[Figure dataset records]

--- START ---

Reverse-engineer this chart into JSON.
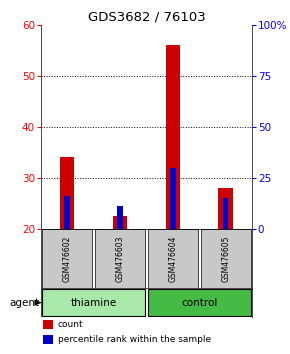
{
  "title": "GDS3682 / 76103",
  "samples": [
    "GSM476602",
    "GSM476603",
    "GSM476604",
    "GSM476605"
  ],
  "count_values": [
    34.0,
    22.5,
    56.0,
    28.0
  ],
  "percentile_values": [
    26.5,
    24.5,
    32.0,
    26.0
  ],
  "bar_bottom": 20,
  "ylim": [
    20,
    60
  ],
  "yticks_left": [
    20,
    30,
    40,
    50,
    60
  ],
  "yticks_right_vals": [
    0,
    25,
    50,
    75
  ],
  "yticks_right_labels": [
    "0",
    "25",
    "50",
    "75",
    "100%"
  ],
  "count_color": "#CC0000",
  "percentile_color": "#0000CC",
  "count_bar_width": 0.28,
  "pct_bar_width": 0.1,
  "sample_bg_color": "#C8C8C8",
  "thiamine_color": "#A8E8A8",
  "control_color": "#44BB44",
  "dotted_yticks": [
    30,
    40,
    50
  ],
  "top_right_label": "100%"
}
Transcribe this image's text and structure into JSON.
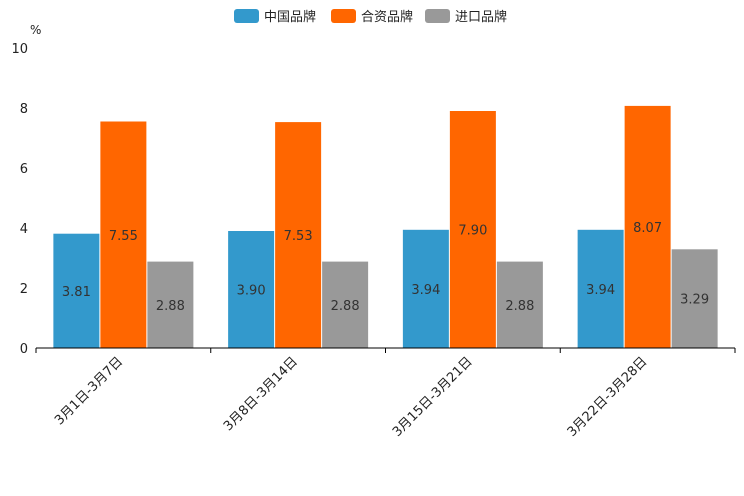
{
  "chart_data": {
    "type": "bar",
    "unit": "%",
    "ylim": [
      0,
      10
    ],
    "yticks": [
      0,
      2,
      4,
      6,
      8,
      10
    ],
    "categories": [
      "3月1日-3月7日",
      "3月8日-3月14日",
      "3月15日-3月21日",
      "3月22日-3月28日"
    ],
    "series": [
      {
        "name": "中国品牌",
        "color": "#3399cc",
        "values": [
          3.81,
          3.9,
          3.94,
          3.94
        ],
        "labels": [
          "3.81",
          "3.90",
          "3.94",
          "3.94"
        ]
      },
      {
        "name": "合资品牌",
        "color": "#ff6600",
        "values": [
          7.55,
          7.53,
          7.9,
          8.07
        ],
        "labels": [
          "7.55",
          "7.53",
          "7.90",
          "8.07"
        ]
      },
      {
        "name": "进口品牌",
        "color": "#999999",
        "values": [
          2.88,
          2.88,
          2.88,
          3.29
        ],
        "labels": [
          "2.88",
          "2.88",
          "2.88",
          "3.29"
        ]
      }
    ],
    "legend_position": "top-center",
    "grid": false
  }
}
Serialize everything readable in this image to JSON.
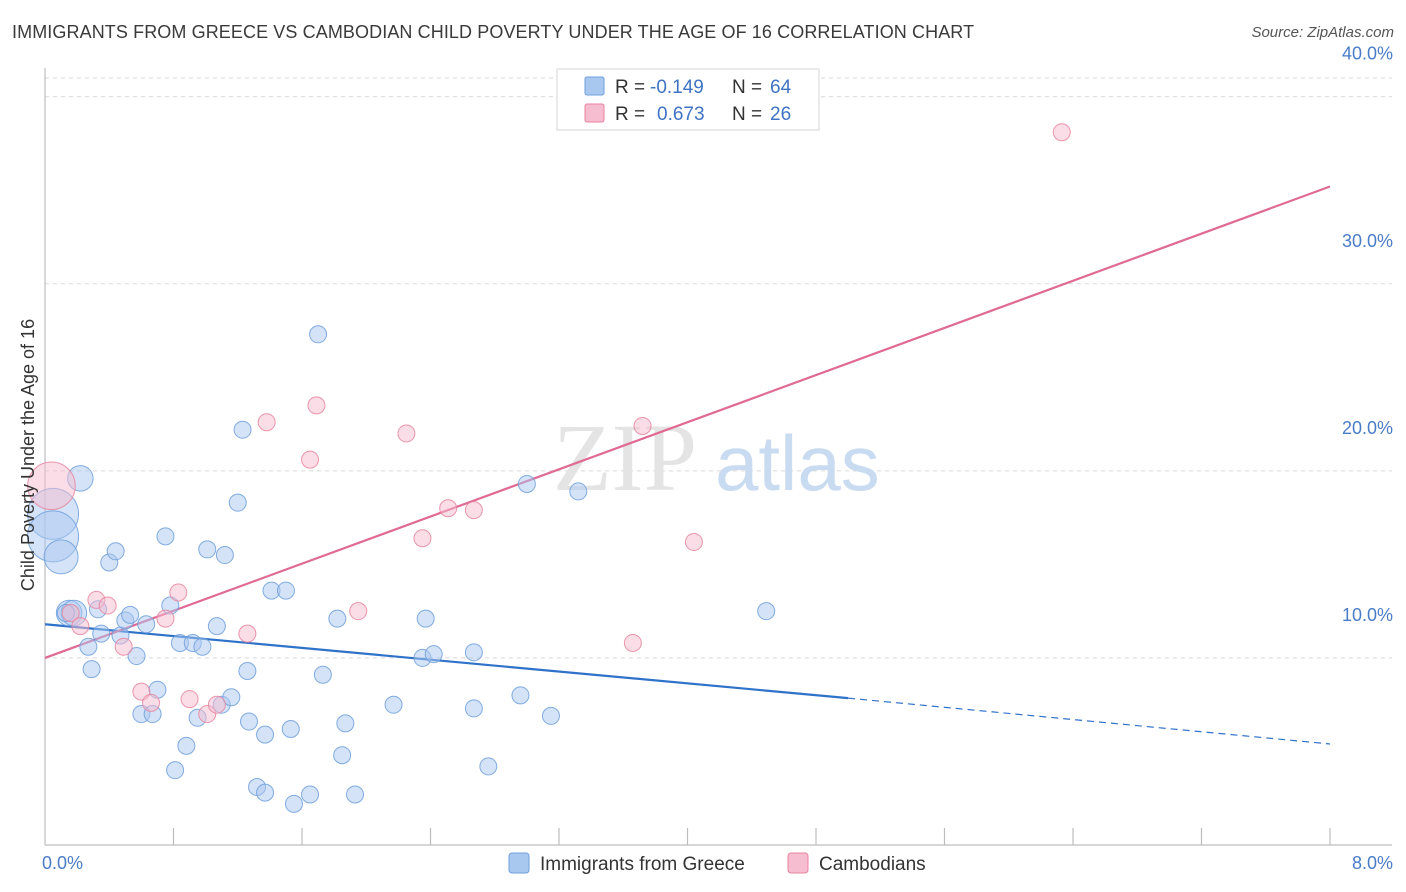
{
  "title": "IMMIGRANTS FROM GREECE VS CAMBODIAN CHILD POVERTY UNDER THE AGE OF 16 CORRELATION CHART",
  "source": "Source: ZipAtlas.com",
  "watermark": {
    "part1": "ZIP",
    "part2": "atlas"
  },
  "colors": {
    "greece_fill": "#a9c8ef",
    "greece_stroke": "#6f9fdc",
    "greece_line": "#2f72c9",
    "cambodian_fill": "#f6bcd0",
    "cambodian_stroke": "#e8859f",
    "cambodian_line": "#e06a93",
    "grid": "#d7d7d7",
    "tick_text": "#4a7cc7"
  },
  "legend": {
    "r_label": "R =",
    "n_label": "N =",
    "rows": [
      {
        "r": "-0.149",
        "n": "64"
      },
      {
        "r": "0.673",
        "n": "26"
      }
    ]
  },
  "chart_data": {
    "type": "scatter",
    "ylabel": "Child Poverty Under the Age of 16",
    "xlim": [
      0,
      8
    ],
    "ylim": [
      0,
      41
    ],
    "x_tick_labels": [
      {
        "value": 0,
        "label": "0.0%"
      },
      {
        "value": 8,
        "label": "8.0%"
      }
    ],
    "y_tick_labels": [
      {
        "value": 10,
        "label": "10.0%"
      },
      {
        "value": 20,
        "label": "20.0%"
      },
      {
        "value": 30,
        "label": "30.0%"
      },
      {
        "value": 40,
        "label": "40.0%"
      }
    ],
    "grid": true,
    "series": [
      {
        "name": "Immigrants from Greece",
        "points": [
          [
            0.05,
            17.7,
            3
          ],
          [
            0.05,
            16.5,
            3
          ],
          [
            0.1,
            15.4,
            2
          ],
          [
            0.15,
            12.4,
            1.5
          ],
          [
            0.18,
            12.4,
            1.5
          ],
          [
            0.22,
            19.6,
            1.5
          ],
          [
            0.27,
            10.6,
            1
          ],
          [
            0.29,
            9.4,
            1
          ],
          [
            0.33,
            12.6,
            1
          ],
          [
            0.35,
            11.3,
            1
          ],
          [
            0.4,
            15.1,
            1
          ],
          [
            0.44,
            15.7,
            1
          ],
          [
            0.47,
            11.2,
            1
          ],
          [
            0.5,
            12.0,
            1
          ],
          [
            0.53,
            12.3,
            1
          ],
          [
            0.57,
            10.1,
            1
          ],
          [
            0.6,
            7.0,
            1
          ],
          [
            0.63,
            11.8,
            1
          ],
          [
            0.67,
            7.0,
            1
          ],
          [
            0.7,
            8.3,
            1
          ],
          [
            0.75,
            16.5,
            1
          ],
          [
            0.78,
            12.8,
            1
          ],
          [
            0.81,
            4.0,
            1
          ],
          [
            0.84,
            10.8,
            1
          ],
          [
            0.88,
            5.3,
            1
          ],
          [
            0.92,
            10.8,
            1
          ],
          [
            0.95,
            6.8,
            1
          ],
          [
            0.98,
            10.6,
            1
          ],
          [
            1.01,
            15.8,
            1
          ],
          [
            1.07,
            11.7,
            1
          ],
          [
            1.1,
            7.5,
            1
          ],
          [
            1.12,
            15.5,
            1
          ],
          [
            1.16,
            7.9,
            1
          ],
          [
            1.2,
            18.3,
            1
          ],
          [
            1.23,
            22.2,
            1
          ],
          [
            1.26,
            9.3,
            1
          ],
          [
            1.27,
            6.6,
            1
          ],
          [
            1.32,
            3.1,
            1
          ],
          [
            1.37,
            2.8,
            1
          ],
          [
            1.37,
            5.9,
            1
          ],
          [
            1.41,
            13.6,
            1
          ],
          [
            1.5,
            13.6,
            1
          ],
          [
            1.53,
            6.2,
            1
          ],
          [
            1.55,
            2.2,
            1
          ],
          [
            1.65,
            2.7,
            1
          ],
          [
            1.7,
            27.3,
            1
          ],
          [
            1.73,
            9.1,
            1
          ],
          [
            1.82,
            12.1,
            1
          ],
          [
            1.85,
            4.8,
            1
          ],
          [
            1.87,
            6.5,
            1
          ],
          [
            1.93,
            2.7,
            1
          ],
          [
            2.17,
            7.5,
            1
          ],
          [
            2.35,
            10.0,
            1
          ],
          [
            2.37,
            12.1,
            1
          ],
          [
            2.42,
            10.2,
            1
          ],
          [
            2.67,
            7.3,
            1
          ],
          [
            2.67,
            10.3,
            1
          ],
          [
            2.76,
            4.2,
            1
          ],
          [
            2.96,
            8.0,
            1
          ],
          [
            3.0,
            19.3,
            1
          ],
          [
            3.15,
            6.9,
            1
          ],
          [
            3.32,
            18.9,
            1
          ],
          [
            4.49,
            12.5,
            1
          ],
          [
            0.13,
            12.4,
            1
          ]
        ]
      },
      {
        "name": "Cambodians",
        "points": [
          [
            0.04,
            19.2,
            2.8
          ],
          [
            0.16,
            12.4,
            1
          ],
          [
            0.22,
            11.7,
            1
          ],
          [
            0.32,
            13.1,
            1
          ],
          [
            0.39,
            12.8,
            1
          ],
          [
            0.49,
            10.6,
            1
          ],
          [
            0.6,
            8.2,
            1
          ],
          [
            0.66,
            7.6,
            1
          ],
          [
            0.75,
            12.1,
            1
          ],
          [
            0.83,
            13.5,
            1
          ],
          [
            0.9,
            7.8,
            1
          ],
          [
            1.01,
            7.0,
            1
          ],
          [
            1.07,
            7.5,
            1
          ],
          [
            1.26,
            11.3,
            1
          ],
          [
            1.38,
            22.6,
            1
          ],
          [
            1.65,
            20.6,
            1
          ],
          [
            1.69,
            23.5,
            1
          ],
          [
            1.95,
            12.5,
            1
          ],
          [
            2.25,
            22.0,
            1
          ],
          [
            2.35,
            16.4,
            1
          ],
          [
            2.51,
            18.0,
            1
          ],
          [
            2.67,
            17.9,
            1
          ],
          [
            3.66,
            10.8,
            1
          ],
          [
            3.72,
            22.4,
            1
          ],
          [
            4.04,
            16.2,
            1
          ],
          [
            6.33,
            38.1,
            1
          ]
        ]
      }
    ],
    "trendlines": [
      {
        "series": "Immigrants from Greece",
        "x0": 0,
        "y0": 11.8,
        "x1": 5.0,
        "y1": 7.85,
        "dashed_to_x": 8.0,
        "dashed_to_y": 5.4
      },
      {
        "series": "Cambodians",
        "x0": 0,
        "y0": 10.0,
        "x1": 8.0,
        "y1": 35.2
      }
    ]
  }
}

--- END ---

### What to work on
Pull every line holding "this" out of the records.

### Solution to the problem
Reverse-engineer this chart into JSON.
Transcribe this image's text and structure into JSON.
Serialize everything readable in this image to JSON.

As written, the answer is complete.